> CHALLENGE
Edit the article on the wild-yeast winemaker by rewriting it from "KEVIN Judd considered" to "and diverse wines." and putting "absurd" in place of "preposterous".

> GIVEN TEXT
_____

Brian Elliott meets a New Zealand winemaker using wild yeast to create spectacularly tasty and diverse wines

KEVIN Judd considered the whole idea preposterous. In those days, he was chief winemaker at New Zealand’s hugely successful Cloudy Bay operation and here was his colleague, James Healy, suggesting experimentation with wild yeast.

Since about half of wine’s flavour compounds come from the yeast, using cultivated versions helps control consistency and the wine’s eventual taste. Relying on the yeasts that are naturally present in the winery or the vineyard introduces scope for myriad variations – but it can create spectacularly tasty and diverse wines.

Healy’s persistence paid off. From an initial ugly duckling came some impressive and flavoursome swans. So successful were they, that when Judd left Cloudy Bay to create his own Greywacke label in 2009, he took an enthusiasm for wild yeast with him.

He was in Edinburgh recently to share with the world how the subsequent five Greywacke wild sauvignon vintages had worked out. Pretty well (and with fabulous variety) as it happens. The wines range from the rich, orange and sweet pea influences of the 2010 vintage to the lighter and sharper lemon elements of the Bordeaux-like 2011.

_____

> SUPPLIED INFORMATION
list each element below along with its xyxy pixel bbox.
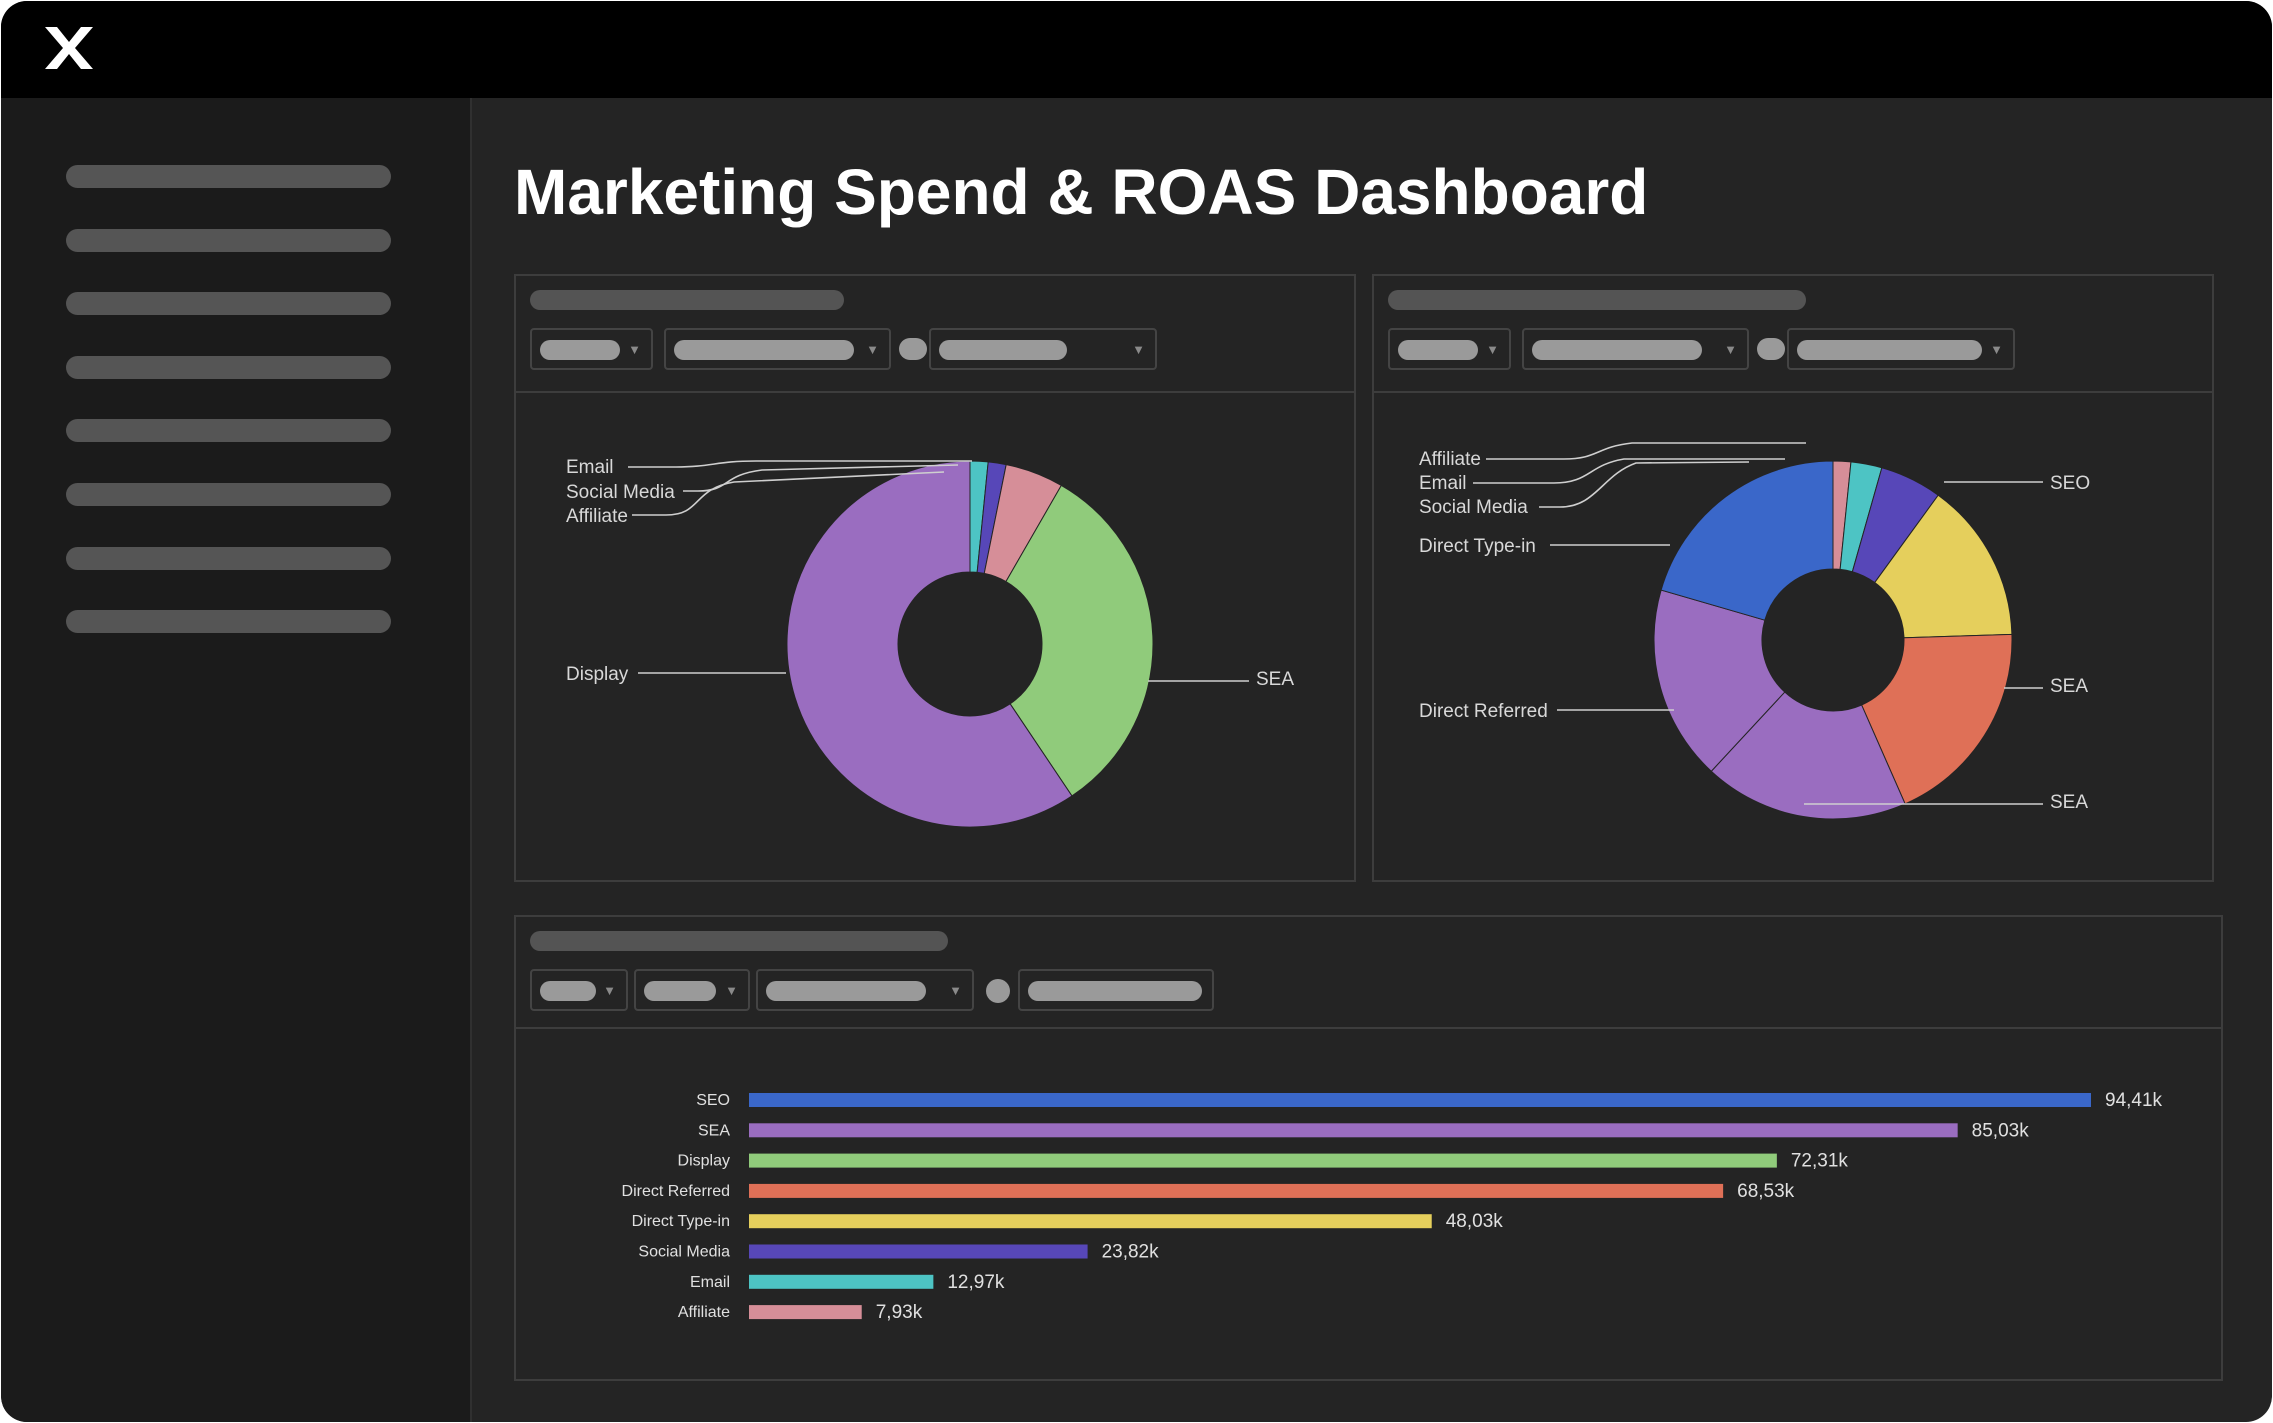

_____

> ANSWER TO THIS TASK
KEVIN Judd considered the whole idea absurd. In those days, he was chief winemaker at New Zealand’s hugely successful Cloudy Bay operation and here was his colleague, James Healy, suggesting experimentation with wild yeast.

Since about half of wine’s flavour compounds come from the yeast, using cultivated versions helps control consistency and the wine’s eventual taste. Relying on the yeasts that are naturally present in the winery or the vineyard introduces scope for myriad variations – but it can create spectacularly tasty and diverse wines.